PROMPT: Reproduce the records verbatim, beginning at the first line and stopping after the line containing "affiliates-divider xyxy=(303,1910,354,1911)".

★ ★ ★ ★ ★

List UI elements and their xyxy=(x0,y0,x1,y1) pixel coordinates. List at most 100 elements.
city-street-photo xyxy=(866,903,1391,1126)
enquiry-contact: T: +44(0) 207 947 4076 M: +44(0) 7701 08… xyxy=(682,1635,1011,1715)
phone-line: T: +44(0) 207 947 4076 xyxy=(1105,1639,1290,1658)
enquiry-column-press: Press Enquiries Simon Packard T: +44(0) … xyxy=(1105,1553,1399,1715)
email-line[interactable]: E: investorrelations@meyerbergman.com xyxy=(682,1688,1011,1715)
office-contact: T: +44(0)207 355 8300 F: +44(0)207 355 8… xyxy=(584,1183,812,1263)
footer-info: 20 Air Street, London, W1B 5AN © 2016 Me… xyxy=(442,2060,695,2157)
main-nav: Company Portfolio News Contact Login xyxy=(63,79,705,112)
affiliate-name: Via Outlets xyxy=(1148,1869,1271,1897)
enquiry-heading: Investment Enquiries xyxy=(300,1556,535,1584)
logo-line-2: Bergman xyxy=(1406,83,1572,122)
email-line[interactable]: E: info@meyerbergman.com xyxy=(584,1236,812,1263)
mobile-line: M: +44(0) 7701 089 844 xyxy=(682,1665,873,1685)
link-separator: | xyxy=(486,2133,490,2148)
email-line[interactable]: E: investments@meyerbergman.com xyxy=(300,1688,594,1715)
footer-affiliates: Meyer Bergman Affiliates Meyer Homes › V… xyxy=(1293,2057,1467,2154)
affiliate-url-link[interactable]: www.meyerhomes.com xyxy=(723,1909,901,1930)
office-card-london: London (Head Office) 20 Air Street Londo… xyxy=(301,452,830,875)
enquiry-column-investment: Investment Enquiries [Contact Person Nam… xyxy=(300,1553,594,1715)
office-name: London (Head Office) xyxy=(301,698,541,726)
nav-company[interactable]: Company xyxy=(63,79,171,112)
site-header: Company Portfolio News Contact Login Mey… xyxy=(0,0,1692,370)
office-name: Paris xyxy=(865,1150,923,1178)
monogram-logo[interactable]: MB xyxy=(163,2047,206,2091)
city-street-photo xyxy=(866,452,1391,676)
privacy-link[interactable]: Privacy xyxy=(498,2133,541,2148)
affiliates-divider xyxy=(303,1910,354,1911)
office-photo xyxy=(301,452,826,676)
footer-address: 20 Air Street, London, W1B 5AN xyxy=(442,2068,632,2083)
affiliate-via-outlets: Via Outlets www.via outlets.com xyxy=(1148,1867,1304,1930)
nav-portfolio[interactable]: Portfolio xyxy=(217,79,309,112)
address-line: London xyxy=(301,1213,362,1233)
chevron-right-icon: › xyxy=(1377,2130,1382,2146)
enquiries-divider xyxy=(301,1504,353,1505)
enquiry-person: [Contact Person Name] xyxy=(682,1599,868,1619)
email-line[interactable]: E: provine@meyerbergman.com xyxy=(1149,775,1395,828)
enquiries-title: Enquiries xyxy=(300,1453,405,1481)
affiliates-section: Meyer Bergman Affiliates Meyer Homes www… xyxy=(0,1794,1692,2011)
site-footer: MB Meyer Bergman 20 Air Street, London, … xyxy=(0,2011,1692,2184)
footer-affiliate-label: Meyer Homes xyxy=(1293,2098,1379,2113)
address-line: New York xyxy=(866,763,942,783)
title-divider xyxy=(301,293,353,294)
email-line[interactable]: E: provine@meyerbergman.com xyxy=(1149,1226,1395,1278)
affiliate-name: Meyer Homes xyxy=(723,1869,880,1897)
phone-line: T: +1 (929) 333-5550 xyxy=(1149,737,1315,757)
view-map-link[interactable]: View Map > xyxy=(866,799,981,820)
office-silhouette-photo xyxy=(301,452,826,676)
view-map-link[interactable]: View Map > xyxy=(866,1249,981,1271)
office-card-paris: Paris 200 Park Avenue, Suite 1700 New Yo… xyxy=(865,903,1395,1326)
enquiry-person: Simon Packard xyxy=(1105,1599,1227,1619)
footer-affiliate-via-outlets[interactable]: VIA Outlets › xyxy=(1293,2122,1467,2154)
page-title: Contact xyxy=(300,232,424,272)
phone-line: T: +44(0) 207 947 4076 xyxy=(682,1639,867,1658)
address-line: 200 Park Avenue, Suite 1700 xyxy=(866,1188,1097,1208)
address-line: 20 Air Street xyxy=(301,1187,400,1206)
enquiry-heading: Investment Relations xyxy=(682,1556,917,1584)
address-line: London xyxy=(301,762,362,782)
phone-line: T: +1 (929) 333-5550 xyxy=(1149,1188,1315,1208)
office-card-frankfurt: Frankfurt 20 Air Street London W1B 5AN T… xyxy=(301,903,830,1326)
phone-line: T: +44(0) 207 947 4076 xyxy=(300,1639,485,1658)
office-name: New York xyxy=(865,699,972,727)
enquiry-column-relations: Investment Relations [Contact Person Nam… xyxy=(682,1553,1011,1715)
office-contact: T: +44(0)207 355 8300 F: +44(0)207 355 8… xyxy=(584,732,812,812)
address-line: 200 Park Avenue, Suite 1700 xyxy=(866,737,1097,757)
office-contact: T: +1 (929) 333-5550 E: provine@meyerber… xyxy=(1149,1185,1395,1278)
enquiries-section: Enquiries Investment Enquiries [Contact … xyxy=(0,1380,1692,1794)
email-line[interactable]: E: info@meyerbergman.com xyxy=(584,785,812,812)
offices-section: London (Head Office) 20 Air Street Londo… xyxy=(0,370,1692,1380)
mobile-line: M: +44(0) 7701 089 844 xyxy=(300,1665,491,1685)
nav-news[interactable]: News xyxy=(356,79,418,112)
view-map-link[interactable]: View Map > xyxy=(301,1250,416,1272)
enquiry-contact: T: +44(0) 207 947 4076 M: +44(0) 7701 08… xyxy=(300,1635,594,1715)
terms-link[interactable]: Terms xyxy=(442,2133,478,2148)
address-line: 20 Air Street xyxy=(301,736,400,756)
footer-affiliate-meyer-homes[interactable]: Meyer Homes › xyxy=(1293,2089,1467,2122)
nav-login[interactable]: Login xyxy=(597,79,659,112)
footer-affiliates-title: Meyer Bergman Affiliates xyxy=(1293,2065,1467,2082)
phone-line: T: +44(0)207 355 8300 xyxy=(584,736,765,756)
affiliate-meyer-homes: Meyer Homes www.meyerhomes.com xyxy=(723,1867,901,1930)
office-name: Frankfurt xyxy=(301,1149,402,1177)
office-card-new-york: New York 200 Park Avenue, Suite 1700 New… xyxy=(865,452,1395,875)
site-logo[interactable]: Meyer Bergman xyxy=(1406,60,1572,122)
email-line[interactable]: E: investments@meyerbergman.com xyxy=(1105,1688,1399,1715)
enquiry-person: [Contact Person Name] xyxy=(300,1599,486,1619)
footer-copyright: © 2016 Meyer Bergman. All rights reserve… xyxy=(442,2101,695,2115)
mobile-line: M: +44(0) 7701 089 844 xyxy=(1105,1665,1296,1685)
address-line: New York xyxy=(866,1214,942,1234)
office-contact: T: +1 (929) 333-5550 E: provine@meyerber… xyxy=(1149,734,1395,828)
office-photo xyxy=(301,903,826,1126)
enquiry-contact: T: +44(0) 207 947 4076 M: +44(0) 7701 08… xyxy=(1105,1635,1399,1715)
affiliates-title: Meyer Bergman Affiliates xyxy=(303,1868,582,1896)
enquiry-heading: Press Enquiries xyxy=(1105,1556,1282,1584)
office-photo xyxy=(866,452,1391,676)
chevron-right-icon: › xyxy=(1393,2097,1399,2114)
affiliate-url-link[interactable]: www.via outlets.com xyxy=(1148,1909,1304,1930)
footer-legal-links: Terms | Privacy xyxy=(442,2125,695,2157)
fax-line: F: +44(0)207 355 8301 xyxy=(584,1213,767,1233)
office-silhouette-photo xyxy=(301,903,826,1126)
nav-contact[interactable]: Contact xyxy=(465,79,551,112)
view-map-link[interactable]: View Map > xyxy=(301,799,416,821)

★ ★ ★ ★ ★

RESULT:
List UI elements and their xyxy=(x0,y0,x1,y1) pixel coordinates. List at most 100 elements.
city-street-photo xyxy=(866,903,1391,1126)
enquiry-contact: T: +44(0) 207 947 4076 M: +44(0) 7701 08… xyxy=(682,1635,1011,1715)
phone-line: T: +44(0) 207 947 4076 xyxy=(1105,1639,1290,1658)
enquiry-column-press: Press Enquiries Simon Packard T: +44(0) … xyxy=(1105,1553,1399,1715)
email-line[interactable]: E: investorrelations@meyerbergman.com xyxy=(682,1688,1011,1715)
office-contact: T: +44(0)207 355 8300 F: +44(0)207 355 8… xyxy=(584,1183,812,1263)
footer-info: 20 Air Street, London, W1B 5AN © 2016 Me… xyxy=(442,2060,695,2157)
main-nav: Company Portfolio News Contact Login xyxy=(63,79,705,112)
affiliate-name: Via Outlets xyxy=(1148,1869,1271,1897)
enquiry-heading: Investment Enquiries xyxy=(300,1556,535,1584)
logo-line-2: Bergman xyxy=(1406,83,1572,122)
email-line[interactable]: E: info@meyerbergman.com xyxy=(584,1236,812,1263)
mobile-line: M: +44(0) 7701 089 844 xyxy=(682,1665,873,1685)
link-separator: | xyxy=(486,2133,490,2148)
email-line[interactable]: E: investments@meyerbergman.com xyxy=(300,1688,594,1715)
footer-affiliates: Meyer Bergman Affiliates Meyer Homes › V… xyxy=(1293,2057,1467,2154)
affiliate-url-link[interactable]: www.meyerhomes.com xyxy=(723,1909,901,1930)
office-card-london: London (Head Office) 20 Air Street Londo… xyxy=(301,452,830,875)
enquiry-column-investment: Investment Enquiries [Contact Person Nam… xyxy=(300,1553,594,1715)
office-name: London (Head Office) xyxy=(301,698,541,726)
nav-company[interactable]: Company xyxy=(63,79,171,112)
site-header: Company Portfolio News Contact Login Mey… xyxy=(0,0,1692,370)
office-name: Paris xyxy=(865,1150,923,1178)
monogram-logo[interactable]: MB xyxy=(163,2047,206,2091)
city-street-photo xyxy=(866,452,1391,676)
privacy-link[interactable]: Privacy xyxy=(498,2133,541,2148)
affiliates-divider xyxy=(303,1910,354,1911)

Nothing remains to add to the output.